Records from a collection:
■ ■ ■ ■ ■

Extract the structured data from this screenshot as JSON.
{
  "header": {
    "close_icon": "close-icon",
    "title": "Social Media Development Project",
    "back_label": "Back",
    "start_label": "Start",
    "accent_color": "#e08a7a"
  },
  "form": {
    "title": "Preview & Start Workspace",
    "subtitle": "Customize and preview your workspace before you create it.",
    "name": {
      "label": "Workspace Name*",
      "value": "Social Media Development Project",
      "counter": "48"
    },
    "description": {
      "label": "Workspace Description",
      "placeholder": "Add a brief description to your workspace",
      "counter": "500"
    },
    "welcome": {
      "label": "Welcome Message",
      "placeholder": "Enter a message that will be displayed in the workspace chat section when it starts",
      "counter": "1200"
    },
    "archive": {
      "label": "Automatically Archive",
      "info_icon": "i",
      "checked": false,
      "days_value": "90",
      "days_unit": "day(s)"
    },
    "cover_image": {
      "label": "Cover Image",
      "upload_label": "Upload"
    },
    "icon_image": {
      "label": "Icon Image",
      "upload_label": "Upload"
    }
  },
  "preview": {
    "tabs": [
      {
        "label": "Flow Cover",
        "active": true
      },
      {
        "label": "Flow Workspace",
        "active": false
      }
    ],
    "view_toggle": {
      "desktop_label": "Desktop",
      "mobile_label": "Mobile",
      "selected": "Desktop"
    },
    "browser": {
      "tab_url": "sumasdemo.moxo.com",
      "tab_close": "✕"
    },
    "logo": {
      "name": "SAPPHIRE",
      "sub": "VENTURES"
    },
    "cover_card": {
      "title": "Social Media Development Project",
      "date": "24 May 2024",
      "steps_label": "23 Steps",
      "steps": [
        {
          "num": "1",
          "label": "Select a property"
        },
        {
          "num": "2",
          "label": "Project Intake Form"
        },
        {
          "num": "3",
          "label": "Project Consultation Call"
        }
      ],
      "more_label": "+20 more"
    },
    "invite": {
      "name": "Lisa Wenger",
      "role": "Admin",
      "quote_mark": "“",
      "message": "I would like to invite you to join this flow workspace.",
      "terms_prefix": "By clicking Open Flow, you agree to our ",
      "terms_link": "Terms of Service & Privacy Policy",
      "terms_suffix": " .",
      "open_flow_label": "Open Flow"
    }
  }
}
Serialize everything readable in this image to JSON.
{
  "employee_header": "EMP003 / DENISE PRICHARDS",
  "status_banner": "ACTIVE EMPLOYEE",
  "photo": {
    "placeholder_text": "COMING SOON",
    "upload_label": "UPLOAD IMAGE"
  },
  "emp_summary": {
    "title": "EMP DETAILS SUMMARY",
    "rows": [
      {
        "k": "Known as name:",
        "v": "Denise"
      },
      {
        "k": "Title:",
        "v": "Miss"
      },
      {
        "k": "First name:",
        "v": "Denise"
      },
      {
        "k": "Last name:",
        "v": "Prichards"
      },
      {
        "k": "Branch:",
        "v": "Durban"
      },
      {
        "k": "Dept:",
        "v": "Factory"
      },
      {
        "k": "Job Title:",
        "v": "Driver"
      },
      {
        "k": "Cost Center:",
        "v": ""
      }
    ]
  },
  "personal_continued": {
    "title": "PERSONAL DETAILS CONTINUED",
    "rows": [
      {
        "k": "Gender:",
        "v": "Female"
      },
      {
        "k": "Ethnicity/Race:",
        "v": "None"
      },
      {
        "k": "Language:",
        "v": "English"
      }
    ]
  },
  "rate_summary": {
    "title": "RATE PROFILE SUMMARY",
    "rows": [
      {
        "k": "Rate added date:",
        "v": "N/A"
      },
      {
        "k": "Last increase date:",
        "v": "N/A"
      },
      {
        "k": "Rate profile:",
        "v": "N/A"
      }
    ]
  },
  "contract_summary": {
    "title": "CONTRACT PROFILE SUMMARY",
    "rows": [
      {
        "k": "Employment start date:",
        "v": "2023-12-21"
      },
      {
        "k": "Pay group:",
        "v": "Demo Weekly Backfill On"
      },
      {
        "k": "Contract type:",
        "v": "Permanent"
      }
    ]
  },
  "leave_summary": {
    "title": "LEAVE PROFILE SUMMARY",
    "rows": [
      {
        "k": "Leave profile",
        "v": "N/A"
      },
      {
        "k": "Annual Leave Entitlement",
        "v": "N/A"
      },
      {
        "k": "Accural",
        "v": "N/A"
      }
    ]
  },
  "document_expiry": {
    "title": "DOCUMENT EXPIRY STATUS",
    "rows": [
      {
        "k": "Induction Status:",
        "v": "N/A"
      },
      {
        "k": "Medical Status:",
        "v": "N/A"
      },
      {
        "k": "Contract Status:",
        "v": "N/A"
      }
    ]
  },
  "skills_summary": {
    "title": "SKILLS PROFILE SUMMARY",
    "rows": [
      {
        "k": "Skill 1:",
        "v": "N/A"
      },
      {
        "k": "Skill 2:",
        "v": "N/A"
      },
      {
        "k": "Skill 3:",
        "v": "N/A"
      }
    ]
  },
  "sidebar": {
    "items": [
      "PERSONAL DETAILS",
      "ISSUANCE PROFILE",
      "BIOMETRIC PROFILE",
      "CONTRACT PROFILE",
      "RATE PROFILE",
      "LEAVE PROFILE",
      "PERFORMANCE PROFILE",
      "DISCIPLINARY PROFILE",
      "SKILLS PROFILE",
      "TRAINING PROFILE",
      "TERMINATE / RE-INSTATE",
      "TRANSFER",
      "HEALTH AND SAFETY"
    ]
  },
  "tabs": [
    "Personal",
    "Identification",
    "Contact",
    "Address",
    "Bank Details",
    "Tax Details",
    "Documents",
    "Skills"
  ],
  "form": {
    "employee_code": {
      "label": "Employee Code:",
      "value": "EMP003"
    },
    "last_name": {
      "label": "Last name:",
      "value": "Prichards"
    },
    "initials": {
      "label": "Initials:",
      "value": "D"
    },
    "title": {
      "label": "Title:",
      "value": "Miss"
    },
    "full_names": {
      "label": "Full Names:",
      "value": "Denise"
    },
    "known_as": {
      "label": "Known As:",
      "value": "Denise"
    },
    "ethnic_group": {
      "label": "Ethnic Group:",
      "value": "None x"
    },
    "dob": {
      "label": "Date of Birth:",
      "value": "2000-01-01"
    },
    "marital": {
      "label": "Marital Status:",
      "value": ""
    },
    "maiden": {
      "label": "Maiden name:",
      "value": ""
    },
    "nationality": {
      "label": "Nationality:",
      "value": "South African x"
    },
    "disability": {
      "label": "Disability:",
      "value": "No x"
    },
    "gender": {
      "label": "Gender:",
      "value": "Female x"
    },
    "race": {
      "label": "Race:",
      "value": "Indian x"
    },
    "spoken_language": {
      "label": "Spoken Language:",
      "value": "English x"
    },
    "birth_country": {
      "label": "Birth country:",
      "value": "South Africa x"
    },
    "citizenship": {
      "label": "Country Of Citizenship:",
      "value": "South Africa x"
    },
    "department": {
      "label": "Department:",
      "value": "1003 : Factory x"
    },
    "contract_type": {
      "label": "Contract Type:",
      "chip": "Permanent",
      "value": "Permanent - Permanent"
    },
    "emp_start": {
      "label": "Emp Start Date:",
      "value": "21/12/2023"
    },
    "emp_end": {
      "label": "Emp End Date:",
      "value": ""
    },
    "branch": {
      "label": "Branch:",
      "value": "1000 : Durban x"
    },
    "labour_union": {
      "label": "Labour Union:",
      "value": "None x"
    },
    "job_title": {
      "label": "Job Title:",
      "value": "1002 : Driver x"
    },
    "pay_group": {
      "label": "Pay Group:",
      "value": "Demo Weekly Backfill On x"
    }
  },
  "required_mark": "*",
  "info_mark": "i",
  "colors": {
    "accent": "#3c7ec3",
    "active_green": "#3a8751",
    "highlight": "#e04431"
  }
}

■ ■ ■ ■ ■

▶ Exercise prompt
Make an exact copy of the records.

▶ Result
Extract the structured data from this screenshot as JSON.
{
  "header": {
    "close_icon": "close-icon",
    "title": "Social Media Development Project",
    "back_label": "Back",
    "start_label": "Start",
    "accent_color": "#e08a7a"
  },
  "form": {
    "title": "Preview & Start Workspace",
    "subtitle": "Customize and preview your workspace before you create it.",
    "name": {
      "label": "Workspace Name*",
      "value": "Social Media Development Project",
      "counter": "48"
    },
    "description": {
      "label": "Workspace Description",
      "placeholder": "Add a brief description to your workspace",
      "counter": "500"
    },
    "welcome": {
      "label": "Welcome Message",
      "placeholder": "Enter a message that will be displayed in the workspace chat section when it starts",
      "counter": "1200"
    },
    "archive": {
      "label": "Automatically Archive",
      "info_icon": "i",
      "checked": false,
      "days_value": "90",
      "days_unit": "day(s)"
    },
    "cover_image": {
      "label": "Cover Image",
      "upload_label": "Upload"
    },
    "icon_image": {
      "label": "Icon Image",
      "upload_label": "Upload"
    }
  },
  "preview": {
    "tabs": [
      {
        "label": "Flow Cover",
        "active": true
      },
      {
        "label": "Flow Workspace",
        "active": false
      }
    ],
    "view_toggle": {
      "desktop_label": "Desktop",
      "mobile_label": "Mobile",
      "selected": "Desktop"
    },
    "browser": {
      "tab_url": "sumasdemo.moxo.com",
      "tab_close": "✕"
    },
    "logo": {
      "name": "SAPPHIRE",
      "sub": "VENTURES"
    },
    "cover_card": {
      "title": "Social Media Development Project",
      "date": "24 May 2024",
      "steps_label": "23 Steps",
      "steps": [
        {
          "num": "1",
          "label": "Select a property"
        },
        {
          "num": "2",
          "label": "Project Intake Form"
        },
        {
          "num": "3",
          "label": "Project Consultation Call"
        }
      ],
      "more_label": "+20 more"
    },
    "invite": {
      "name": "Lisa Wenger",
      "role": "Admin",
      "quote_mark": "“",
      "message": "I would like to invite you to join this flow workspace.",
      "terms_prefix": "By clicking Open Flow, you agree to our ",
      "terms_link": "Terms of Service & Privacy Policy",
      "terms_suffix": " .",
      "open_flow_label": "Open Flow"
    }
  }
}
Serialize everything readable in this image to JSON.
{
  "employee_header": "EMP003 / DENISE PRICHARDS",
  "status_banner": "ACTIVE EMPLOYEE",
  "photo": {
    "placeholder_text": "COMING SOON",
    "upload_label": "UPLOAD IMAGE"
  },
  "emp_summary": {
    "title": "EMP DETAILS SUMMARY",
    "rows": [
      {
        "k": "Known as name:",
        "v": "Denise"
      },
      {
        "k": "Title:",
        "v": "Miss"
      },
      {
        "k": "First name:",
        "v": "Denise"
      },
      {
        "k": "Last name:",
        "v": "Prichards"
      },
      {
        "k": "Branch:",
        "v": "Durban"
      },
      {
        "k": "Dept:",
        "v": "Factory"
      },
      {
        "k": "Job Title:",
        "v": "Driver"
      },
      {
        "k": "Cost Center:",
        "v": ""
      }
    ]
  },
  "personal_continued": {
    "title": "PERSONAL DETAILS CONTINUED",
    "rows": [
      {
        "k": "Gender:",
        "v": "Female"
      },
      {
        "k": "Ethnicity/Race:",
        "v": "None"
      },
      {
        "k": "Language:",
        "v": "English"
      }
    ]
  },
  "rate_summary": {
    "title": "RATE PROFILE SUMMARY",
    "rows": [
      {
        "k": "Rate added date:",
        "v": "N/A"
      },
      {
        "k": "Last increase date:",
        "v": "N/A"
      },
      {
        "k": "Rate profile:",
        "v": "N/A"
      }
    ]
  },
  "contract_summary": {
    "title": "CONTRACT PROFILE SUMMARY",
    "rows": [
      {
        "k": "Employment start date:",
        "v": "2023-12-21"
      },
      {
        "k": "Pay group:",
        "v": "Demo Weekly Backfill On"
      },
      {
        "k": "Contract type:",
        "v": "Permanent"
      }
    ]
  },
  "leave_summary": {
    "title": "LEAVE PROFILE SUMMARY",
    "rows": [
      {
        "k": "Leave profile",
        "v": "N/A"
      },
      {
        "k": "Annual Leave Entitlement",
        "v": "N/A"
      },
      {
        "k": "Accural",
        "v": "N/A"
      }
    ]
  },
  "document_expiry": {
    "title": "DOCUMENT EXPIRY STATUS",
    "rows": [
      {
        "k": "Induction Status:",
        "v": "N/A"
      },
      {
        "k": "Medical Status:",
        "v": "N/A"
      },
      {
        "k": "Contract Status:",
        "v": "N/A"
      }
    ]
  },
  "skills_summary": {
    "title": "SKILLS PROFILE SUMMARY",
    "rows": [
      {
        "k": "Skill 1:",
        "v": "N/A"
      },
      {
        "k": "Skill 2:",
        "v": "N/A"
      },
      {
        "k": "Skill 3:",
        "v": "N/A"
      }
    ]
  },
  "sidebar": {
    "items": [
      "PERSONAL DETAILS",
      "ISSUANCE PROFILE",
      "BIOMETRIC PROFILE",
      "CONTRACT PROFILE",
      "RATE PROFILE",
      "LEAVE PROFILE",
      "PERFORMANCE PROFILE",
      "DISCIPLINARY PROFILE",
      "SKILLS PROFILE",
      "TRAINING PROFILE",
      "TERMINATE / RE-INSTATE",
      "TRANSFER",
      "HEALTH AND SAFETY"
    ]
  },
  "tabs": [
    "Personal",
    "Identification",
    "Contact",
    "Address",
    "Bank Details",
    "Tax Details",
    "Documents",
    "Skills"
  ],
  "form": {
    "employee_code": {
      "label": "Employee Code:",
      "value": "EMP003"
    },
    "last_name": {
      "label": "Last name:",
      "value": "Prichards"
    },
    "initials": {
      "label": "Initials:",
      "value": "D"
    },
    "title": {
      "label": "Title:",
      "value": "Miss"
    },
    "full_names": {
      "label": "Full Names:",
      "value": "Denise"
    },
    "known_as": {
      "label": "Known As:",
      "value": "Denise"
    },
    "ethnic_group": {
      "label": "Ethnic Group:",
      "value": "None x"
    },
    "dob": {
      "label": "Date of Birth:",
      "value": "2000-01-01"
    },
    "marital": {
      "label": "Marital Status:",
      "value": ""
    },
    "maiden": {
      "label": "Maiden name:",
      "value": ""
    },
    "nationality": {
      "label": "Nationality:",
      "value": "South African x"
    },
    "disability": {
      "label": "Disability:",
      "value": "No x"
    },
    "gender": {
      "label": "Gender:",
      "value": "Female x"
    },
    "race": {
      "label": "Race:",
      "value": "Indian x"
    },
    "spoken_language": {
      "label": "Spoken Language:",
      "value": "English x"
    },
    "birth_country": {
      "label": "Birth country:",
      "value": "South Africa x"
    },
    "citizenship": {
      "label": "Country Of Citizenship:",
      "value": "South Africa x"
    },
    "department": {
      "label": "Department:",
      "value": "1003 : Factory x"
    },
    "contract_type": {
      "label": "Contract Type:",
      "chip": "Permanent",
      "value": "Permanent - Permanent"
    },
    "emp_start": {
      "label": "Emp Start Date:",
      "value": "21/12/2023"
    },
    "emp_end": {
      "label": "Emp End Date:",
      "value": ""
    },
    "branch": {
      "label": "Branch:",
      "value": "1000 : Durban x"
    },
    "labour_union": {
      "label": "Labour Union:",
      "value": "None x"
    },
    "job_title": {
      "label": "Job Title:",
      "value": "1002 : Driver x"
    },
    "pay_group": {
      "label": "Pay Group:",
      "value": "Demo Weekly Backfill On x"
    }
  },
  "required_mark": "*",
  "info_mark": "i",
  "colors": {
    "accent": "#3c7ec3",
    "active_green": "#3a8751",
    "highlight": "#e04431"
  }
}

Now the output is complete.